● Given problem:
Your task is to extract every entry that follows word for word while excluding the pictures.

● Records shown:
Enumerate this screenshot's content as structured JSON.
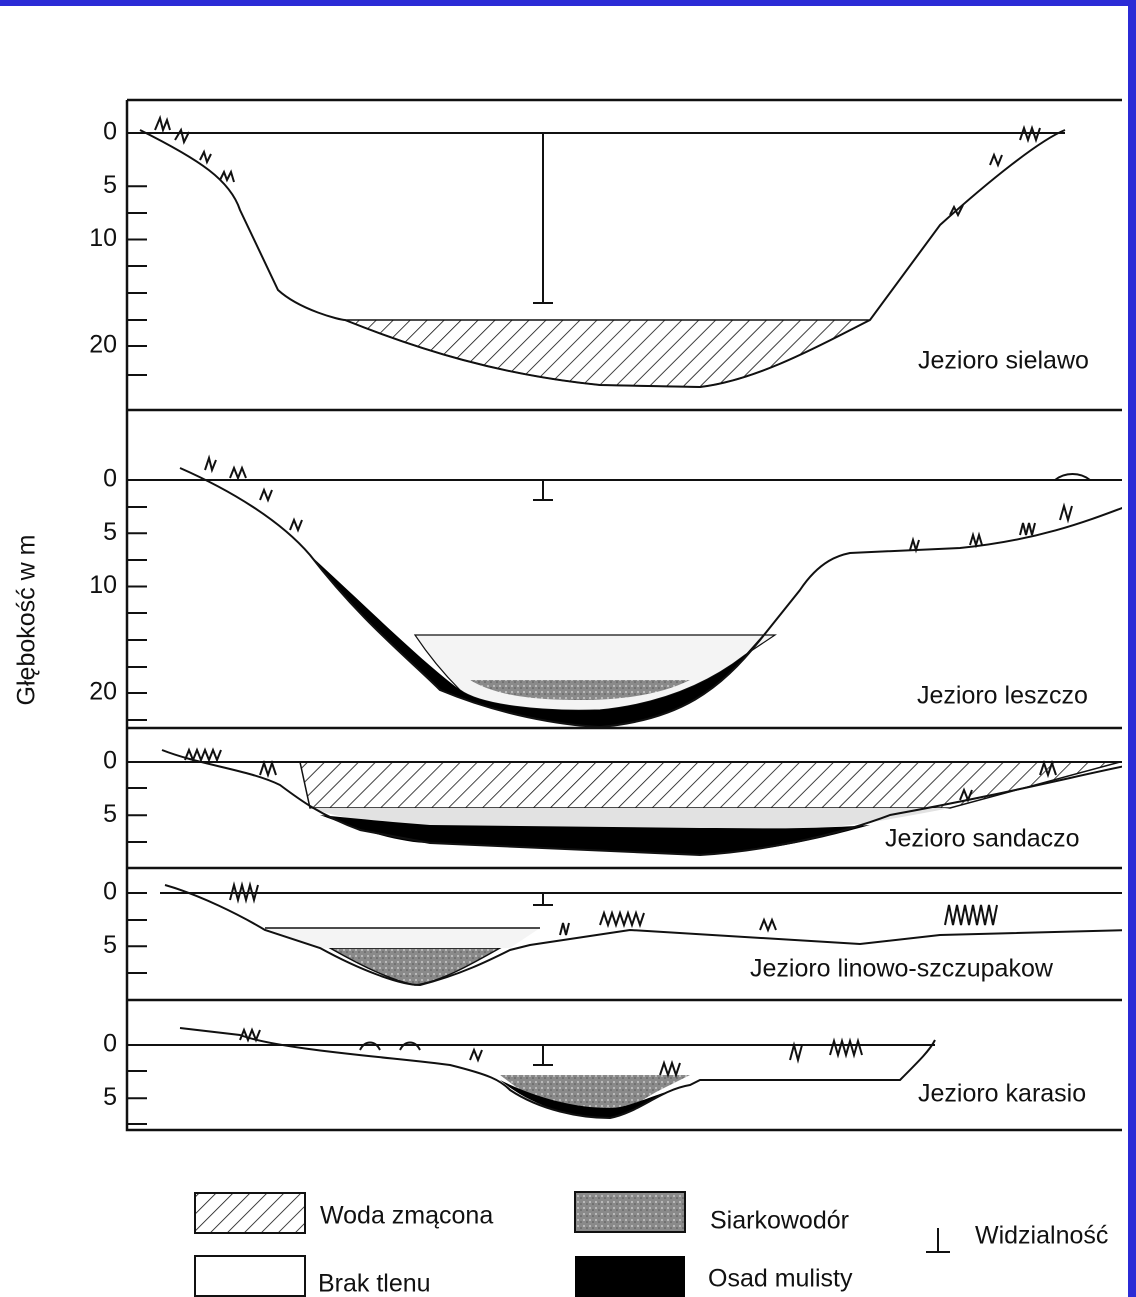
{
  "axis_label": "Głębokość w m",
  "panels": [
    {
      "label": "Jezioro sielawo",
      "ticks": [
        0,
        5,
        10,
        20
      ]
    },
    {
      "label": "Jezioro leszczo",
      "ticks": [
        0,
        5,
        10,
        20
      ]
    },
    {
      "label": "Jezioro sandaczo",
      "ticks": [
        0,
        5
      ]
    },
    {
      "label": "Jezioro linowo-szczupakow",
      "ticks": [
        0,
        5
      ]
    },
    {
      "label": "Jezioro karasio",
      "ticks": [
        0,
        5
      ]
    }
  ],
  "legend": {
    "turbid_water": "Woda zmącona",
    "hydrogen_sulfide": "Siarkowodór",
    "visibility": "Widzialność",
    "no_oxygen": "Brak tlenu",
    "mud_sediment": "Osad mulisty"
  }
}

● In response:
Enumerate this screenshot's content as structured JSON.
{
  "axis_label": "Głębokość w m",
  "panels": [
    {
      "label": "Jezioro sielawo",
      "ticks": [
        0,
        5,
        10,
        20
      ]
    },
    {
      "label": "Jezioro leszczo",
      "ticks": [
        0,
        5,
        10,
        20
      ]
    },
    {
      "label": "Jezioro sandaczo",
      "ticks": [
        0,
        5
      ]
    },
    {
      "label": "Jezioro linowo-szczupakow",
      "ticks": [
        0,
        5
      ]
    },
    {
      "label": "Jezioro karasio",
      "ticks": [
        0,
        5
      ]
    }
  ],
  "legend": {
    "turbid_water": "Woda zmącona",
    "hydrogen_sulfide": "Siarkowodór",
    "visibility": "Widzialność",
    "no_oxygen": "Brak tlenu",
    "mud_sediment": "Osad mulisty"
  }
}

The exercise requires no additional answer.